▶ Given data:
★ ★ ★

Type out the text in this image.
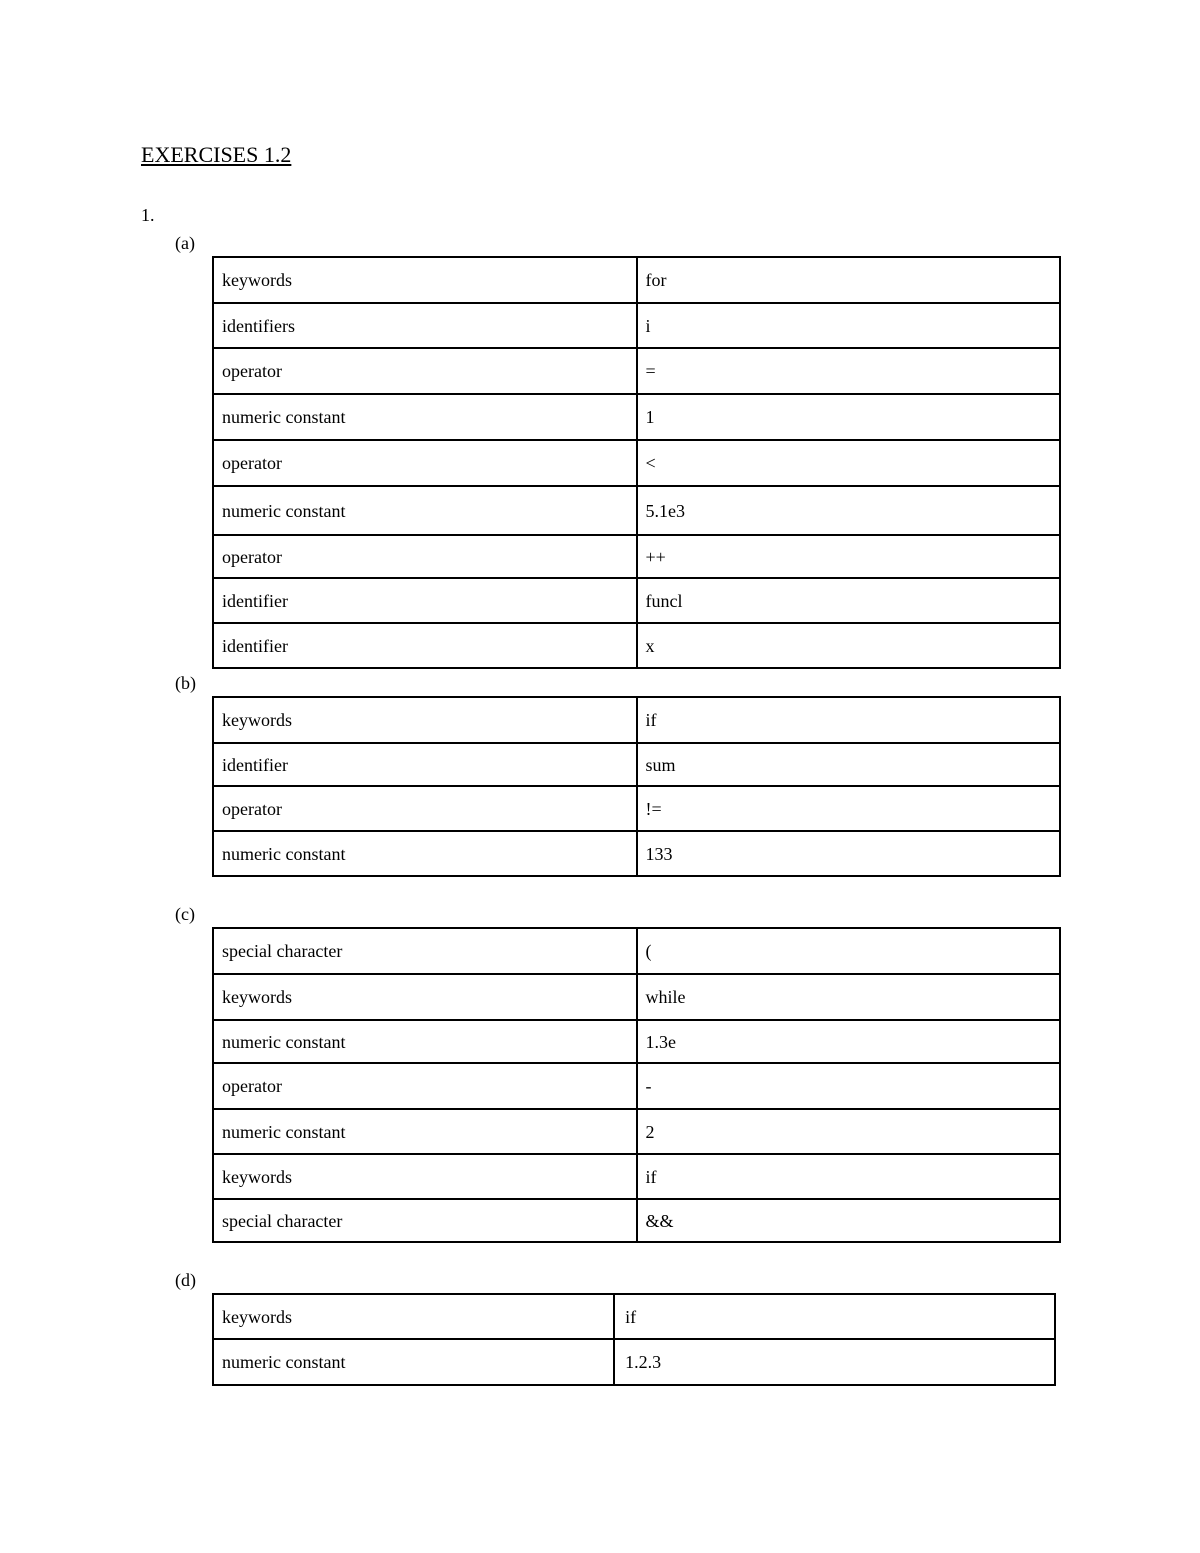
EXERCISES 1.2
1.
(a)
keywords	for
identifiers	i
operator	=
numeric constant	1
operator	<
numeric constant	5.1e3
operator	++
identifier	funcl
identifier	x
(b)
keywords	if
identifier	sum
operator	!=
numeric constant	133
(c)
special character	(
keywords	while
numeric constant	1.3e
operator	-
numeric constant	2
keywords	if
special character	&&
(d)
keywords	if
numeric constant	1.2.3
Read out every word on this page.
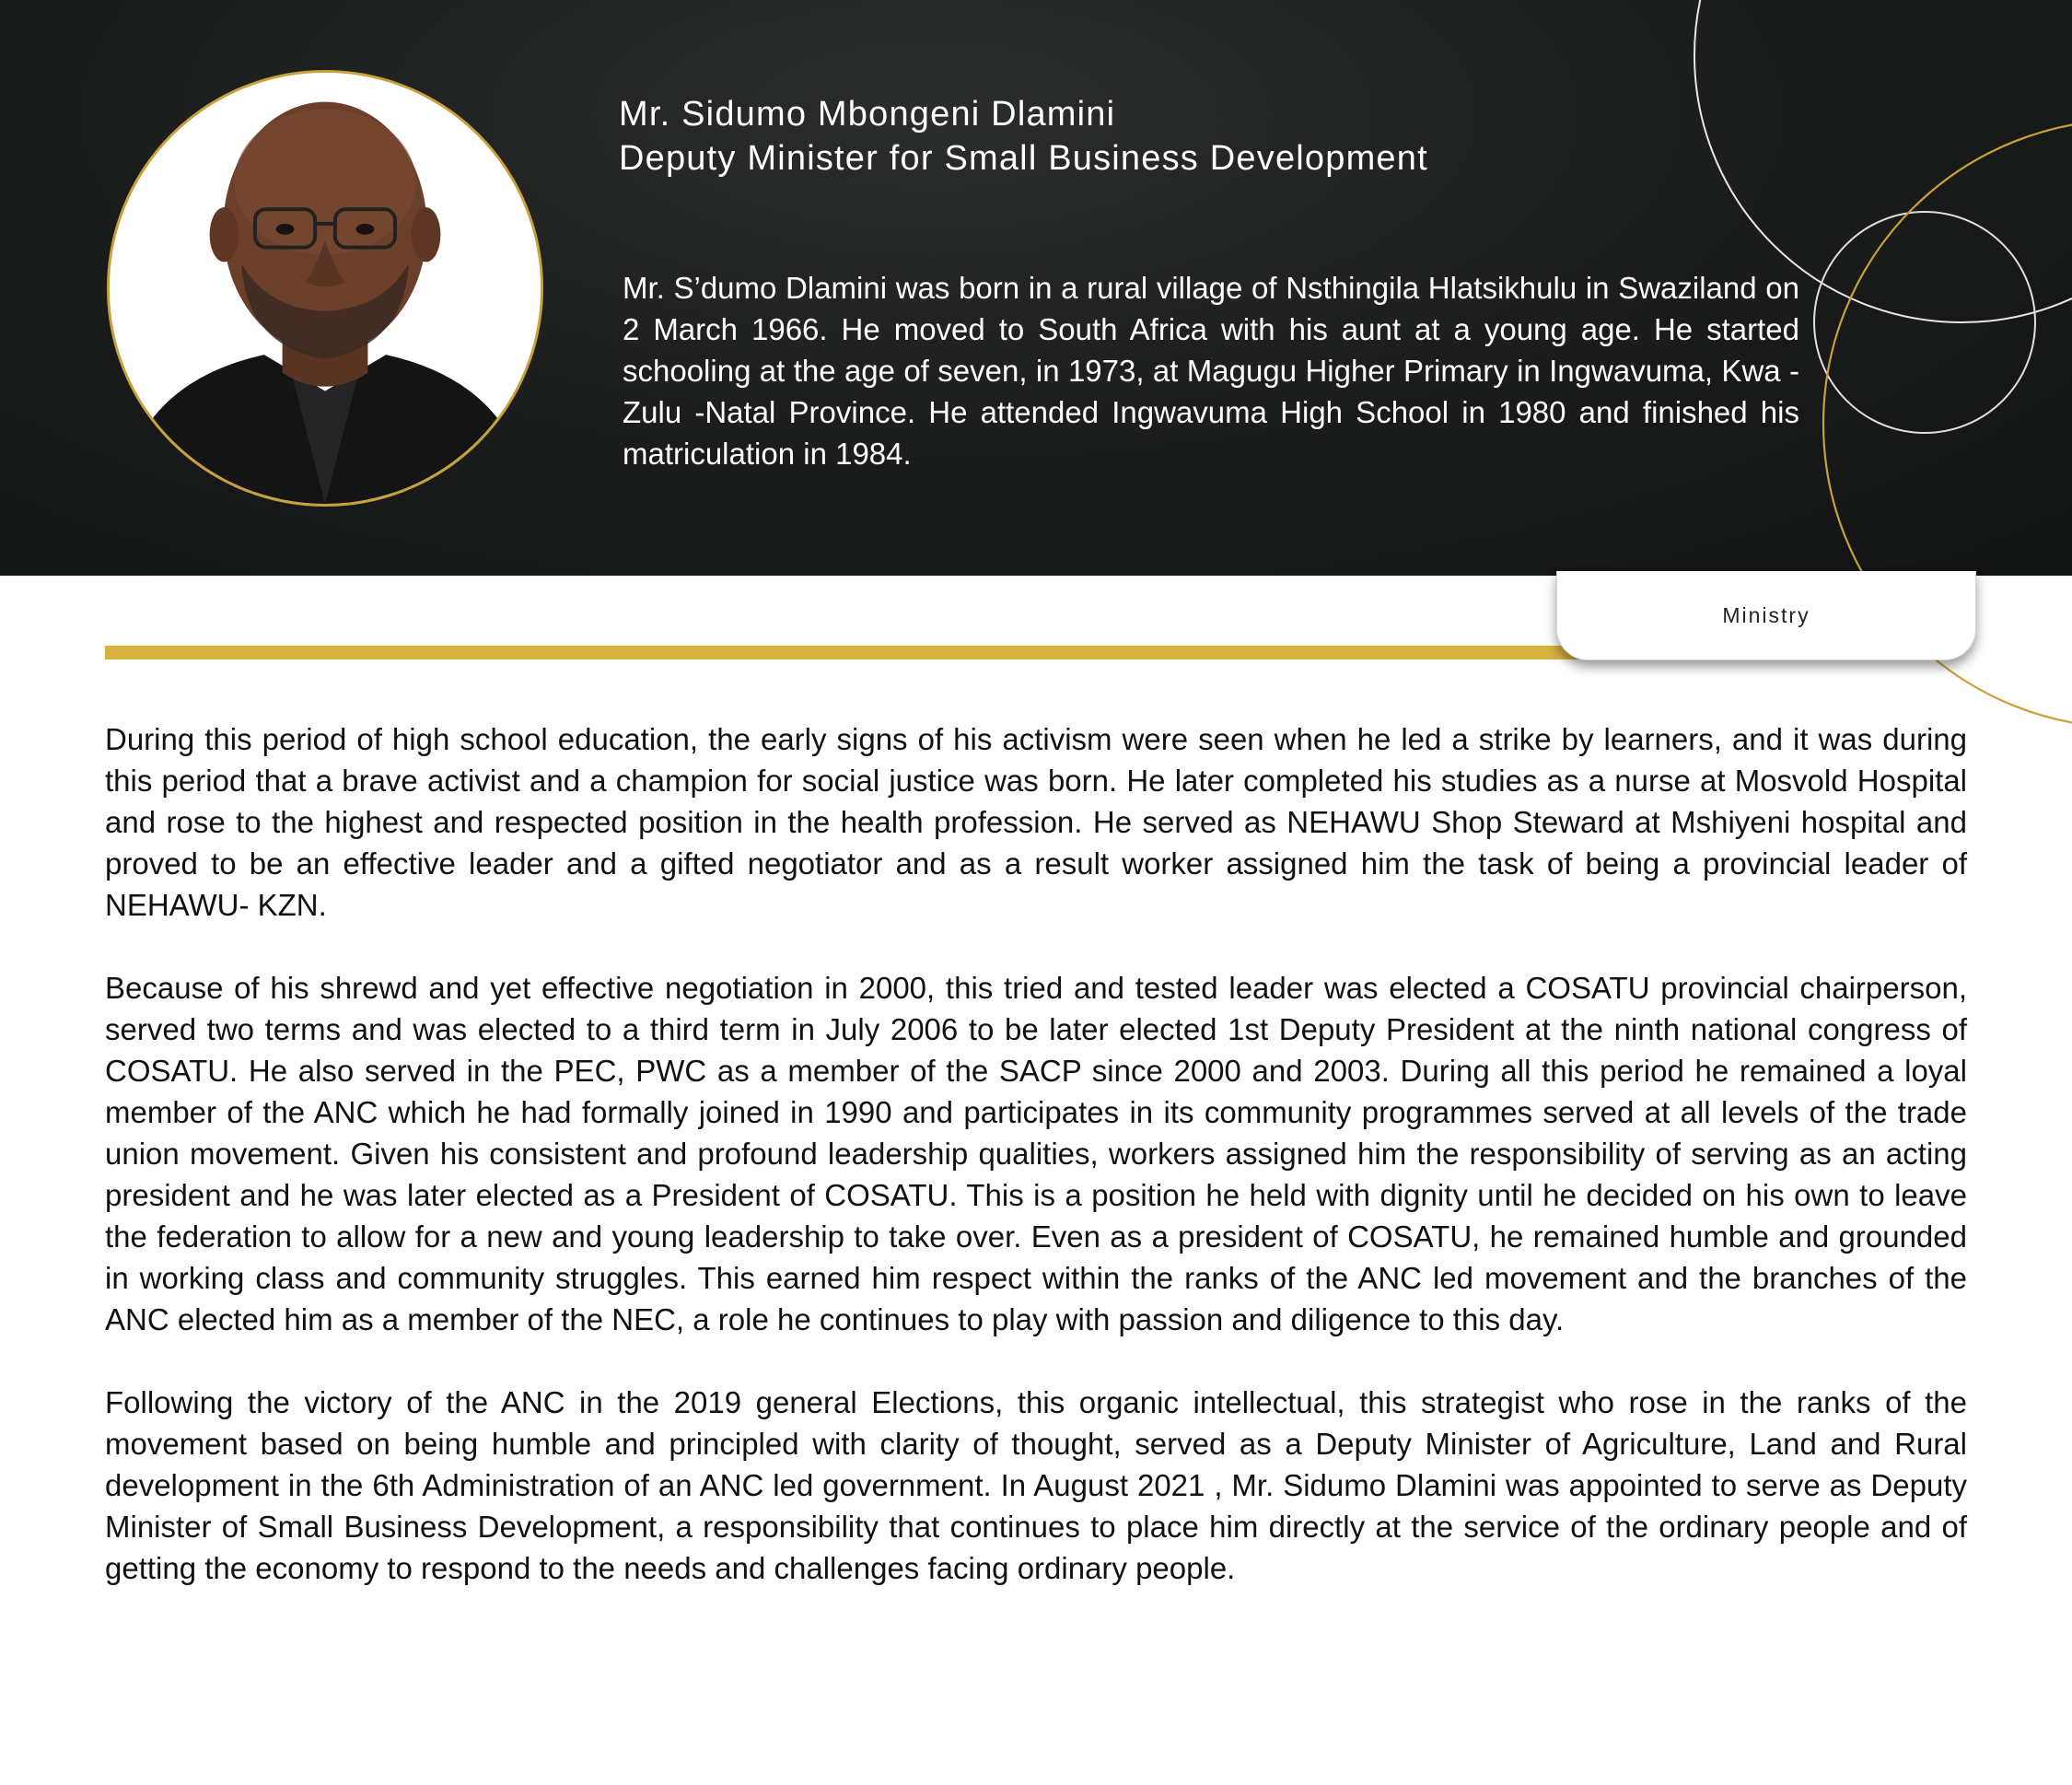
Mr. Sidumo Mbongeni Dlamini
Deputy Minister for Small Business Development
Mr. S’dumo Dlamini was born in a rural village of Nsthingila Hlatsikhulu in Swaziland on 2 March 1966. He moved to South Africa with his aunt at a young age. He started schooling at the age of seven, in 1973, at Magugu Higher Primary in Ingwavuma, Kwa - Zulu -Natal Province. He attended Ingwavuma High School in 1980 and finished his matriculation in 1984.
Ministry

During this period of high school education, the early signs of his activism were seen when he led a strike by learners, and it was during this period that a brave activist and a champion for social justice was born. He later completed his studies as a nurse at Mosvold Hospital and rose to the highest and respected position in the health profession. He served as NEHAWU Shop Steward at Mshiyeni hospital and proved to be an effective leader and a gifted negotiator and as a result worker assigned him the task of being a provincial leader of NEHAWU- KZN.

Because of his shrewd and yet effective negotiation in 2000, this tried and tested leader was elected a COSATU provincial chairperson, served two terms and was elected to a third term in July 2006 to be later elected 1st Deputy President at the ninth national congress of COSATU. He also served in the PEC, PWC as a member of the SACP since 2000 and 2003. During all this period he remained a loyal member of the ANC which he had formally joined in 1990 and participates in its community programmes served at all levels of the trade union movement. Given his consistent and profound leadership qualities, workers assigned him the responsibility of serving as an acting president and he was later elected as a President of COSATU. This is a position he held with dignity until he decided on his own to leave the federation to allow for a new and young leadership to take over. Even as a president of COSATU, he remained humble and grounded in working class and community struggles. This earned him respect within the ranks of the ANC led movement and the branches of the ANC elected him as a member of the NEC, a role he continues to play with passion and diligence to this day.

Following the victory of the ANC in the 2019 general Elections, this organic intellectual, this strategist who rose in the ranks of the movement based on being humble and principled with clarity of thought, served as a Deputy Minister of Agriculture, Land and Rural development in the 6th Administration of an ANC led government. In August 2021 , Mr. Sidumo Dlamini was appointed to serve as Deputy Minister of Small Business Development, a responsibility that continues to place him directly at the service of the ordinary people and of getting the economy to respond to the needs and challenges facing ordinary people.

★ ★ ★

▶ Exercise directions: Copy the listing exactly. Any image in it stays out of the copy.

▶ Reply to the exercise:
Type out the text in this image.
EXERCISES 1.2
1.
(a)
keywords	for
identifiers	i
operator	=
numeric constant	1
operator	<
numeric constant	5.1e3
operator	++
identifier	funcl
identifier	x
(b)
keywords	if
identifier	sum
operator	!=
numeric constant	133
(c)
special character	(
keywords	while
numeric constant	1.3e
operator	-
numeric constant	2
keywords	if
special character	&&
(d)
keywords	if
numeric constant	1.2.3
Read out every word on this page.
Mr. Sidumo Mbongeni Dlamini
Deputy Minister for Small Business Development
Mr. S’dumo Dlamini was born in a rural village of Nsthingila Hlatsikhulu in Swaziland on 2 March 1966. He moved to South Africa with his aunt at a young age. He started schooling at the age of seven, in 1973, at Magugu Higher Primary in Ingwavuma, Kwa - Zulu -Natal Province. He attended Ingwavuma High School in 1980 and finished his matriculation in 1984.
Ministry

During this period of high school education, the early signs of his activism were seen when he led a strike by learners, and it was during this period that a brave activist and a champion for social justice was born. He later completed his studies as a nurse at Mosvold Hospital and rose to the highest and respected position in the health profession. He served as NEHAWU Shop Steward at Mshiyeni hospital and proved to be an effective leader and a gifted negotiator and as a result worker assigned him the task of being a provincial leader of NEHAWU- KZN.

Because of his shrewd and yet effective negotiation in 2000, this tried and tested leader was elected a COSATU provincial chairperson, served two terms and was elected to a third term in July 2006 to be later elected 1st Deputy President at the ninth national congress of COSATU. He also served in the PEC, PWC as a member of the SACP since 2000 and 2003. During all this period he remained a loyal member of the ANC which he had formally joined in 1990 and participates in its community programmes served at all levels of the trade union movement. Given his consistent and profound leadership qualities, workers assigned him the responsibility of serving as an acting president and he was later elected as a President of COSATU. This is a position he held with dignity until he decided on his own to leave the federation to allow for a new and young leadership to take over. Even as a president of COSATU, he remained humble and grounded in working class and community struggles. This earned him respect within the ranks of the ANC led movement and the branches of the ANC elected him as a member of the NEC, a role he continues to play with passion and diligence to this day.

Following the victory of the ANC in the 2019 general Elections, this organic intellectual, this strategist who rose in the ranks of the movement based on being humble and principled with clarity of thought, served as a Deputy Minister of Agriculture, Land and Rural development in the 6th Administration of an ANC led government. In August 2021 , Mr. Sidumo Dlamini was appointed to serve as Deputy Minister of Small Business Development, a responsibility that continues to place him directly at the service of the ordinary people and of getting the economy to respond to the needs and challenges facing ordinary people.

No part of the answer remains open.